EXCERPTED DATA:
>>>
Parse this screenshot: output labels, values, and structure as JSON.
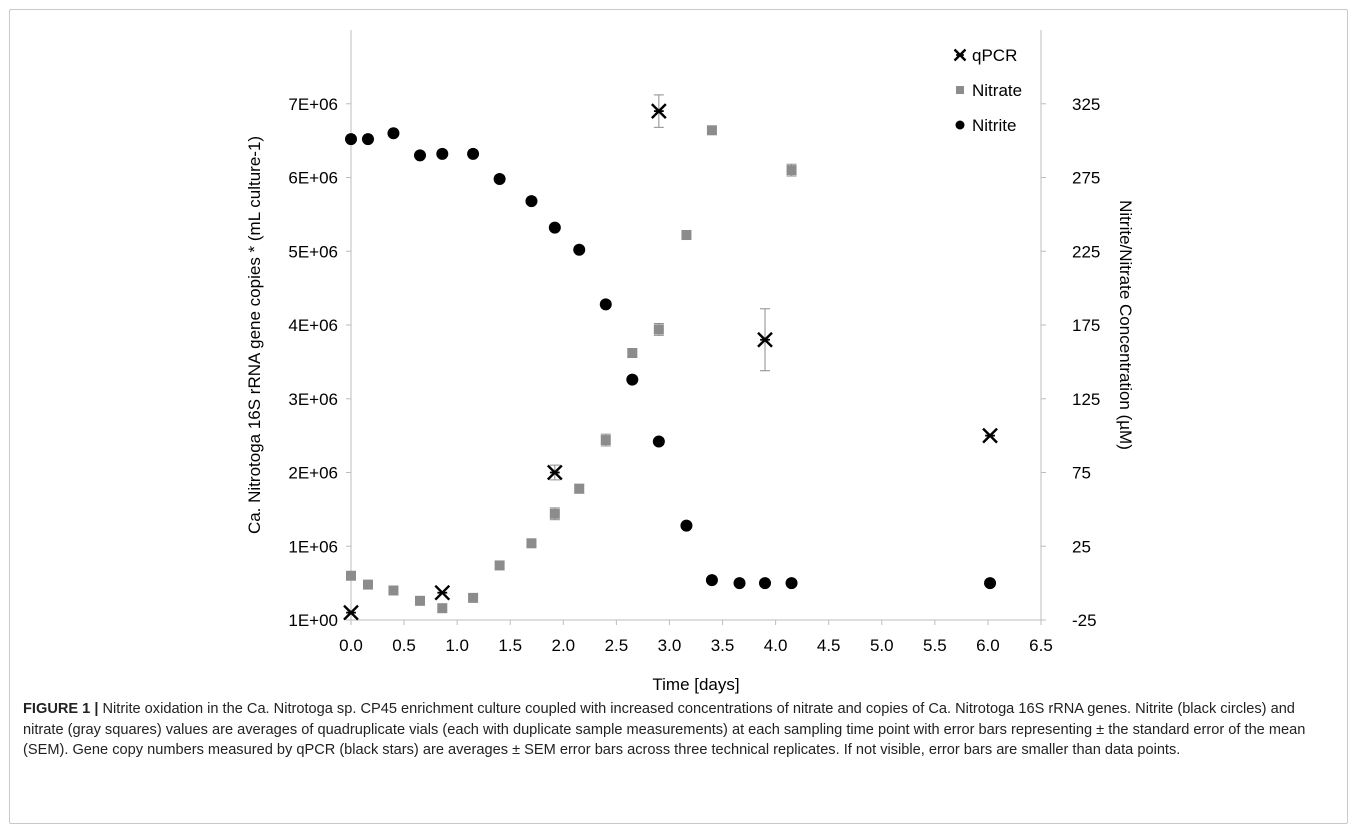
{
  "chart_data": {
    "type": "scatter",
    "xlabel": "Time [days]",
    "ylabel_left": "Ca. Nitrotoga 16S rRNA gene copies * (mL culture-1)",
    "ylabel_right": "Nitrite/Nitrate Concentration (µM)",
    "xlim": [
      0.0,
      6.5
    ],
    "x_ticks": [
      "0.0",
      "0.5",
      "1.0",
      "1.5",
      "2.0",
      "2.5",
      "3.0",
      "3.5",
      "4.0",
      "4.5",
      "5.0",
      "5.5",
      "6.0",
      "6.5"
    ],
    "ylim_left": [
      1,
      8000000
    ],
    "y_ticks_left": [
      "1E+00",
      "1E+06",
      "2E+06",
      "3E+06",
      "4E+06",
      "5E+06",
      "6E+06",
      "7E+06"
    ],
    "ylim_right": [
      -25,
      375
    ],
    "y_ticks_right": [
      "-25",
      "25",
      "75",
      "125",
      "175",
      "225",
      "275",
      "325"
    ],
    "grid": false,
    "legend_position": "top-right",
    "legend": [
      "qPCR",
      "Nitrate",
      "Nitrite"
    ],
    "series": [
      {
        "name": "qPCR",
        "axis": "left",
        "marker": "star",
        "color": "#000000",
        "points": [
          {
            "x": 0.0,
            "y": 100000,
            "err": 0
          },
          {
            "x": 0.86,
            "y": 370000,
            "err": 0
          },
          {
            "x": 1.92,
            "y": 2000000,
            "err": 100000
          },
          {
            "x": 2.9,
            "y": 6900000,
            "err": 220000
          },
          {
            "x": 3.9,
            "y": 3800000,
            "err": 420000
          },
          {
            "x": 6.02,
            "y": 2500000,
            "err": 0
          }
        ]
      },
      {
        "name": "Nitrate",
        "axis": "right",
        "marker": "square",
        "color": "#8c8c8c",
        "points": [
          {
            "x": 0.0,
            "y": 5,
            "err": 0
          },
          {
            "x": 0.16,
            "y": -1,
            "err": 0
          },
          {
            "x": 0.4,
            "y": -5,
            "err": 0
          },
          {
            "x": 0.65,
            "y": -12,
            "err": 0
          },
          {
            "x": 0.86,
            "y": -17,
            "err": 0
          },
          {
            "x": 1.15,
            "y": -10,
            "err": 0
          },
          {
            "x": 1.4,
            "y": 12,
            "err": 0
          },
          {
            "x": 1.7,
            "y": 27,
            "err": 2
          },
          {
            "x": 1.92,
            "y": 47,
            "err": 4
          },
          {
            "x": 2.15,
            "y": 64,
            "err": 3
          },
          {
            "x": 2.4,
            "y": 97,
            "err": 4
          },
          {
            "x": 2.65,
            "y": 156,
            "err": 3
          },
          {
            "x": 2.9,
            "y": 172,
            "err": 4
          },
          {
            "x": 3.16,
            "y": 236,
            "err": 3
          },
          {
            "x": 3.4,
            "y": 307,
            "err": 0
          },
          {
            "x": 4.15,
            "y": 280,
            "err": 4
          }
        ]
      },
      {
        "name": "Nitrite",
        "axis": "right",
        "marker": "circle",
        "color": "#000000",
        "points": [
          {
            "x": 0.0,
            "y": 301,
            "err": 0
          },
          {
            "x": 0.16,
            "y": 301,
            "err": 0
          },
          {
            "x": 0.4,
            "y": 305,
            "err": 0
          },
          {
            "x": 0.65,
            "y": 290,
            "err": 0
          },
          {
            "x": 0.86,
            "y": 291,
            "err": 0
          },
          {
            "x": 1.15,
            "y": 291,
            "err": 0
          },
          {
            "x": 1.4,
            "y": 274,
            "err": 0
          },
          {
            "x": 1.7,
            "y": 259,
            "err": 0
          },
          {
            "x": 1.92,
            "y": 241,
            "err": 0
          },
          {
            "x": 2.15,
            "y": 226,
            "err": 0
          },
          {
            "x": 2.4,
            "y": 189,
            "err": 0
          },
          {
            "x": 2.65,
            "y": 138,
            "err": 0
          },
          {
            "x": 2.9,
            "y": 96,
            "err": 0
          },
          {
            "x": 3.16,
            "y": 39,
            "err": 0
          },
          {
            "x": 3.4,
            "y": 2,
            "err": 0
          },
          {
            "x": 3.66,
            "y": 0,
            "err": 0
          },
          {
            "x": 3.9,
            "y": 0,
            "err": 0
          },
          {
            "x": 4.15,
            "y": 0,
            "err": 0
          },
          {
            "x": 6.02,
            "y": 0,
            "err": 0
          }
        ]
      }
    ]
  },
  "caption": {
    "label": "FIGURE 1 |",
    "text": " Nitrite oxidation in the Ca. Nitrotoga sp. CP45 enrichment culture coupled with increased concentrations of nitrate and copies of Ca. Nitrotoga 16S rRNA genes. Nitrite (black circles) and nitrate (gray squares) values are averages of quadruplicate vials (each with duplicate sample measurements) at each sampling time point with error bars representing ± the standard error of the mean (SEM). Gene copy numbers measured by qPCR (black stars) are averages ± SEM error bars across three technical replicates. If not visible, error bars are smaller than data points."
  }
}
<<<
EXERCISE OBJECTIVE: The lines to return are those in the material above that hold "name".

RESULT BELOW:
        "name": "qPCR",
        "name": "Nitrate",
        "name": "Nitrite",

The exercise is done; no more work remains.